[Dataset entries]
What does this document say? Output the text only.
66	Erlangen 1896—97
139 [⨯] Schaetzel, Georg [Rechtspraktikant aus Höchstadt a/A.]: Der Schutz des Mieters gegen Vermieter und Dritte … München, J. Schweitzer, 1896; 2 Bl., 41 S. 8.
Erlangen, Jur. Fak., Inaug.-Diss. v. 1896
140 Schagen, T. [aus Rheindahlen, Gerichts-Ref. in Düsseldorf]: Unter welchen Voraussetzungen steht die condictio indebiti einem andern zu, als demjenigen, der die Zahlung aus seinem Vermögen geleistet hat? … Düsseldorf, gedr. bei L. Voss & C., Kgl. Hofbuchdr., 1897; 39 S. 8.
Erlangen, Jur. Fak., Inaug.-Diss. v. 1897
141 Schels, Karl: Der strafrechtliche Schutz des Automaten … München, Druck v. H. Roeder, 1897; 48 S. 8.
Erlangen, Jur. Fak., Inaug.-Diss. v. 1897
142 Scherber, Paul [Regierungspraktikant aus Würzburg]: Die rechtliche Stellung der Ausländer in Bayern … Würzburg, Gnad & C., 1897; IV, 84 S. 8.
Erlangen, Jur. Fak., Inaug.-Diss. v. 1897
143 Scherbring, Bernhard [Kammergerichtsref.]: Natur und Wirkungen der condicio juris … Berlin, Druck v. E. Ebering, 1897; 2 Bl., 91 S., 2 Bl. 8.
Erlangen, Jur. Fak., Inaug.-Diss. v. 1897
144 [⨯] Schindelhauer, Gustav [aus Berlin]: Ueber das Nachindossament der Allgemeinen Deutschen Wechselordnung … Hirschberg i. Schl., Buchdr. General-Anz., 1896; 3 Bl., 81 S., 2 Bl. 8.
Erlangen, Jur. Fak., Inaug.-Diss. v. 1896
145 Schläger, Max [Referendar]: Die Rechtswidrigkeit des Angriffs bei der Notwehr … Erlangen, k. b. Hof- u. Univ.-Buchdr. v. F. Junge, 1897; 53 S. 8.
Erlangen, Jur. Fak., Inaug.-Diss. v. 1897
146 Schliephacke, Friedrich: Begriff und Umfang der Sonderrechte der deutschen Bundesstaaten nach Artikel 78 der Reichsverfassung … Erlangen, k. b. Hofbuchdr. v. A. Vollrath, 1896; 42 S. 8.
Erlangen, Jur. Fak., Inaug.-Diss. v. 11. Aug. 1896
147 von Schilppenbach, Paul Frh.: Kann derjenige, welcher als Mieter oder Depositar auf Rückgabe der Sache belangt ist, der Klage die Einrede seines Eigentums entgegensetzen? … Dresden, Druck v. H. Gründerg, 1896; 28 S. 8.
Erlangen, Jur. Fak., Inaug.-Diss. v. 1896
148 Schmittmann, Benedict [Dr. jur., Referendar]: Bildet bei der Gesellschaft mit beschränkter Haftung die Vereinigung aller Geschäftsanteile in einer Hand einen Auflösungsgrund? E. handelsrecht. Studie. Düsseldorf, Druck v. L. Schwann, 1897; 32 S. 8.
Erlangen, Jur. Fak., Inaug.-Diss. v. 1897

#### Written exercise
Read through the entries and copy each line in which "Schutz" appears.

#### Task response
139 [⨯] Schaetzel, Georg [Rechtspraktikant aus Höchstadt a/A.]: Der Schutz des Mieters gegen Vermieter und Dritte … München, J. Schweitzer, 1896; 2 Bl., 41 S. 8.
141 Schels, Karl: Der strafrechtliche Schutz des Automaten … München, Druck v. H. Roeder, 1897; 48 S. 8.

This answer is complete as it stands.